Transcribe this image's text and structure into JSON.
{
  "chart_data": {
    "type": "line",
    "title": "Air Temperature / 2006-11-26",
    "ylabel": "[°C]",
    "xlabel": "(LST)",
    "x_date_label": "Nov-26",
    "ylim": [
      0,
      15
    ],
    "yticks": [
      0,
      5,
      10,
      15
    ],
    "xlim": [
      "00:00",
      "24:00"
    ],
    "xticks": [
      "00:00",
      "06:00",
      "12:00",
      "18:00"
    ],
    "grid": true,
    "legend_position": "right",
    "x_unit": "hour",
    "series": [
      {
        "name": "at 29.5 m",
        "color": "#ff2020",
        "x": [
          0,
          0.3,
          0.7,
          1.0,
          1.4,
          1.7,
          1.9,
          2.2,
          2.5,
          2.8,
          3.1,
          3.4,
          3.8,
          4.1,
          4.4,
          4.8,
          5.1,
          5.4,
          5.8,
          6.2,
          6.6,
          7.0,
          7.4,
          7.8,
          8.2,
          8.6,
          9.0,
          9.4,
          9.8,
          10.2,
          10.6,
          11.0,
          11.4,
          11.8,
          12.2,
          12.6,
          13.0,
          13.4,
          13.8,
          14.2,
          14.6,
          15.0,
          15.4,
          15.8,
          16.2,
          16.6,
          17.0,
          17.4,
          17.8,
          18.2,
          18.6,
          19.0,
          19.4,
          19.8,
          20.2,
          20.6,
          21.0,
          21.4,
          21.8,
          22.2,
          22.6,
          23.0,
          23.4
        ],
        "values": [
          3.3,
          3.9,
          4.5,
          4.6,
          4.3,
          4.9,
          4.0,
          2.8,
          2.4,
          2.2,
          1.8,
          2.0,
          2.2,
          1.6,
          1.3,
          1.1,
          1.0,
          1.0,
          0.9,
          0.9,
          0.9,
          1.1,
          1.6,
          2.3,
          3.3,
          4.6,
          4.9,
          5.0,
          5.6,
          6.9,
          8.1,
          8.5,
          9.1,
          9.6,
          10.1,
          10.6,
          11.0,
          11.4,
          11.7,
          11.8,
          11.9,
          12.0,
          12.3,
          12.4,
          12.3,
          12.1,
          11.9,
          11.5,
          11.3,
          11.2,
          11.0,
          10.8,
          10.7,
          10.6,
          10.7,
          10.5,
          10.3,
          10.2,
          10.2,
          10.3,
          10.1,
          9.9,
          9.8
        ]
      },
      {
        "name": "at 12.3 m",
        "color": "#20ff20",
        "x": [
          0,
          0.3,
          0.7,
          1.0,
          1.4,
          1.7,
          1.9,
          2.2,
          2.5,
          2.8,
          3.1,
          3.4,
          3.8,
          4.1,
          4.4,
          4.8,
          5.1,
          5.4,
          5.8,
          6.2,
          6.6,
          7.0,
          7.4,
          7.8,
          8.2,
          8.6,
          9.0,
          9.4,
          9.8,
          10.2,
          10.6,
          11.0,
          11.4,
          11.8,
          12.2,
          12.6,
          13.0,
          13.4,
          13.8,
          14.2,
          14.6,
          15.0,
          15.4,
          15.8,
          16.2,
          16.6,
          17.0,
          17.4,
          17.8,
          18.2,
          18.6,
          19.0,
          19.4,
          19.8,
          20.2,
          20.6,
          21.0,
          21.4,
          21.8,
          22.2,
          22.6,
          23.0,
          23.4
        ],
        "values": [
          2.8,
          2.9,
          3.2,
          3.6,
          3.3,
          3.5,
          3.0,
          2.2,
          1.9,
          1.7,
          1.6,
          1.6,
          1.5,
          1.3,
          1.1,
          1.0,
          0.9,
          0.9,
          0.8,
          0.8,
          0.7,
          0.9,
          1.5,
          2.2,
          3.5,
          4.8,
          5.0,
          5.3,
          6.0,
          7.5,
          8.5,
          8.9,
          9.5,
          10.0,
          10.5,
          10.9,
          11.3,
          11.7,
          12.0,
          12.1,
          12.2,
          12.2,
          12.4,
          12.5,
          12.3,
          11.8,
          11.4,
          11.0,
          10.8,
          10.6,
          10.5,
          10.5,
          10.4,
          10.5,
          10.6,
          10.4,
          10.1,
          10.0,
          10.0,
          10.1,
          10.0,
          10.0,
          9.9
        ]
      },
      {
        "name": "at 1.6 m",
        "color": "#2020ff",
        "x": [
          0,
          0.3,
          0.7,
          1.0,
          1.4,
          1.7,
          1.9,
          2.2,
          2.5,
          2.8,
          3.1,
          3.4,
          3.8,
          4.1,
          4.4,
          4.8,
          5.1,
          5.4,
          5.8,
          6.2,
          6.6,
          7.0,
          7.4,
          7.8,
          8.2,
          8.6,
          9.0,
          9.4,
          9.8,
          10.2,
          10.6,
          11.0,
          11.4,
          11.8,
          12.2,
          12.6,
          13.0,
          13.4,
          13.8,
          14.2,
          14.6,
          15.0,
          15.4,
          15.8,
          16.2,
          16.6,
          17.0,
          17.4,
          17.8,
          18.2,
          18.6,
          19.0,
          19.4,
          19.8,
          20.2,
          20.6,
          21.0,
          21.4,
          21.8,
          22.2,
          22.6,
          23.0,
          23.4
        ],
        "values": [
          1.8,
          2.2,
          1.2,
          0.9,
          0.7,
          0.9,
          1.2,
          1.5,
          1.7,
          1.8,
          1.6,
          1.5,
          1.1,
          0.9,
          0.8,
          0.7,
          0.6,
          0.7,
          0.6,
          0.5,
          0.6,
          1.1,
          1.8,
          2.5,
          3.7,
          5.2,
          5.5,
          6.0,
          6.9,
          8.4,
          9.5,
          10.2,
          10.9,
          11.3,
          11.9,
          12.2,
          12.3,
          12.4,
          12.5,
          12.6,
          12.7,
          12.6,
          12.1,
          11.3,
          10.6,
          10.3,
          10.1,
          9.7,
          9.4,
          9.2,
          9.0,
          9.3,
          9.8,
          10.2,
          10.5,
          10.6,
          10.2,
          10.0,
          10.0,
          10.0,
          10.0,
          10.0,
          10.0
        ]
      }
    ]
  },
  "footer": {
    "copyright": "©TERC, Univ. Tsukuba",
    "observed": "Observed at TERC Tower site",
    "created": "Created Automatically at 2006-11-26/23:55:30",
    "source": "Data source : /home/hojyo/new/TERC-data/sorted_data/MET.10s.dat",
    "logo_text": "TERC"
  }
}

**SET EXERCISE**
Return the material exactly as it stands.

**FINISHED ANSWER**
Transcribe this image's text and structure into JSON.
{
  "chart_data": {
    "type": "line",
    "title": "Air Temperature / 2006-11-26",
    "ylabel": "[°C]",
    "xlabel": "(LST)",
    "x_date_label": "Nov-26",
    "ylim": [
      0,
      15
    ],
    "yticks": [
      0,
      5,
      10,
      15
    ],
    "xlim": [
      "00:00",
      "24:00"
    ],
    "xticks": [
      "00:00",
      "06:00",
      "12:00",
      "18:00"
    ],
    "grid": true,
    "legend_position": "right",
    "x_unit": "hour",
    "series": [
      {
        "name": "at 29.5 m",
        "color": "#ff2020",
        "x": [
          0,
          0.3,
          0.7,
          1.0,
          1.4,
          1.7,
          1.9,
          2.2,
          2.5,
          2.8,
          3.1,
          3.4,
          3.8,
          4.1,
          4.4,
          4.8,
          5.1,
          5.4,
          5.8,
          6.2,
          6.6,
          7.0,
          7.4,
          7.8,
          8.2,
          8.6,
          9.0,
          9.4,
          9.8,
          10.2,
          10.6,
          11.0,
          11.4,
          11.8,
          12.2,
          12.6,
          13.0,
          13.4,
          13.8,
          14.2,
          14.6,
          15.0,
          15.4,
          15.8,
          16.2,
          16.6,
          17.0,
          17.4,
          17.8,
          18.2,
          18.6,
          19.0,
          19.4,
          19.8,
          20.2,
          20.6,
          21.0,
          21.4,
          21.8,
          22.2,
          22.6,
          23.0,
          23.4
        ],
        "values": [
          3.3,
          3.9,
          4.5,
          4.6,
          4.3,
          4.9,
          4.0,
          2.8,
          2.4,
          2.2,
          1.8,
          2.0,
          2.2,
          1.6,
          1.3,
          1.1,
          1.0,
          1.0,
          0.9,
          0.9,
          0.9,
          1.1,
          1.6,
          2.3,
          3.3,
          4.6,
          4.9,
          5.0,
          5.6,
          6.9,
          8.1,
          8.5,
          9.1,
          9.6,
          10.1,
          10.6,
          11.0,
          11.4,
          11.7,
          11.8,
          11.9,
          12.0,
          12.3,
          12.4,
          12.3,
          12.1,
          11.9,
          11.5,
          11.3,
          11.2,
          11.0,
          10.8,
          10.7,
          10.6,
          10.7,
          10.5,
          10.3,
          10.2,
          10.2,
          10.3,
          10.1,
          9.9,
          9.8
        ]
      },
      {
        "name": "at 12.3 m",
        "color": "#20ff20",
        "x": [
          0,
          0.3,
          0.7,
          1.0,
          1.4,
          1.7,
          1.9,
          2.2,
          2.5,
          2.8,
          3.1,
          3.4,
          3.8,
          4.1,
          4.4,
          4.8,
          5.1,
          5.4,
          5.8,
          6.2,
          6.6,
          7.0,
          7.4,
          7.8,
          8.2,
          8.6,
          9.0,
          9.4,
          9.8,
          10.2,
          10.6,
          11.0,
          11.4,
          11.8,
          12.2,
          12.6,
          13.0,
          13.4,
          13.8,
          14.2,
          14.6,
          15.0,
          15.4,
          15.8,
          16.2,
          16.6,
          17.0,
          17.4,
          17.8,
          18.2,
          18.6,
          19.0,
          19.4,
          19.8,
          20.2,
          20.6,
          21.0,
          21.4,
          21.8,
          22.2,
          22.6,
          23.0,
          23.4
        ],
        "values": [
          2.8,
          2.9,
          3.2,
          3.6,
          3.3,
          3.5,
          3.0,
          2.2,
          1.9,
          1.7,
          1.6,
          1.6,
          1.5,
          1.3,
          1.1,
          1.0,
          0.9,
          0.9,
          0.8,
          0.8,
          0.7,
          0.9,
          1.5,
          2.2,
          3.5,
          4.8,
          5.0,
          5.3,
          6.0,
          7.5,
          8.5,
          8.9,
          9.5,
          10.0,
          10.5,
          10.9,
          11.3,
          11.7,
          12.0,
          12.1,
          12.2,
          12.2,
          12.4,
          12.5,
          12.3,
          11.8,
          11.4,
          11.0,
          10.8,
          10.6,
          10.5,
          10.5,
          10.4,
          10.5,
          10.6,
          10.4,
          10.1,
          10.0,
          10.0,
          10.1,
          10.0,
          10.0,
          9.9
        ]
      },
      {
        "name": "at 1.6 m",
        "color": "#2020ff",
        "x": [
          0,
          0.3,
          0.7,
          1.0,
          1.4,
          1.7,
          1.9,
          2.2,
          2.5,
          2.8,
          3.1,
          3.4,
          3.8,
          4.1,
          4.4,
          4.8,
          5.1,
          5.4,
          5.8,
          6.2,
          6.6,
          7.0,
          7.4,
          7.8,
          8.2,
          8.6,
          9.0,
          9.4,
          9.8,
          10.2,
          10.6,
          11.0,
          11.4,
          11.8,
          12.2,
          12.6,
          13.0,
          13.4,
          13.8,
          14.2,
          14.6,
          15.0,
          15.4,
          15.8,
          16.2,
          16.6,
          17.0,
          17.4,
          17.8,
          18.2,
          18.6,
          19.0,
          19.4,
          19.8,
          20.2,
          20.6,
          21.0,
          21.4,
          21.8,
          22.2,
          22.6,
          23.0,
          23.4
        ],
        "values": [
          1.8,
          2.2,
          1.2,
          0.9,
          0.7,
          0.9,
          1.2,
          1.5,
          1.7,
          1.8,
          1.6,
          1.5,
          1.1,
          0.9,
          0.8,
          0.7,
          0.6,
          0.7,
          0.6,
          0.5,
          0.6,
          1.1,
          1.8,
          2.5,
          3.7,
          5.2,
          5.5,
          6.0,
          6.9,
          8.4,
          9.5,
          10.2,
          10.9,
          11.3,
          11.9,
          12.2,
          12.3,
          12.4,
          12.5,
          12.6,
          12.7,
          12.6,
          12.1,
          11.3,
          10.6,
          10.3,
          10.1,
          9.7,
          9.4,
          9.2,
          9.0,
          9.3,
          9.8,
          10.2,
          10.5,
          10.6,
          10.2,
          10.0,
          10.0,
          10.0,
          10.0,
          10.0,
          10.0
        ]
      }
    ]
  },
  "footer": {
    "copyright": "©TERC, Univ. Tsukuba",
    "observed": "Observed at TERC Tower site",
    "created": "Created Automatically at 2006-11-26/23:55:30",
    "source": "Data source : /home/hojyo/new/TERC-data/sorted_data/MET.10s.dat",
    "logo_text": "TERC"
  }
}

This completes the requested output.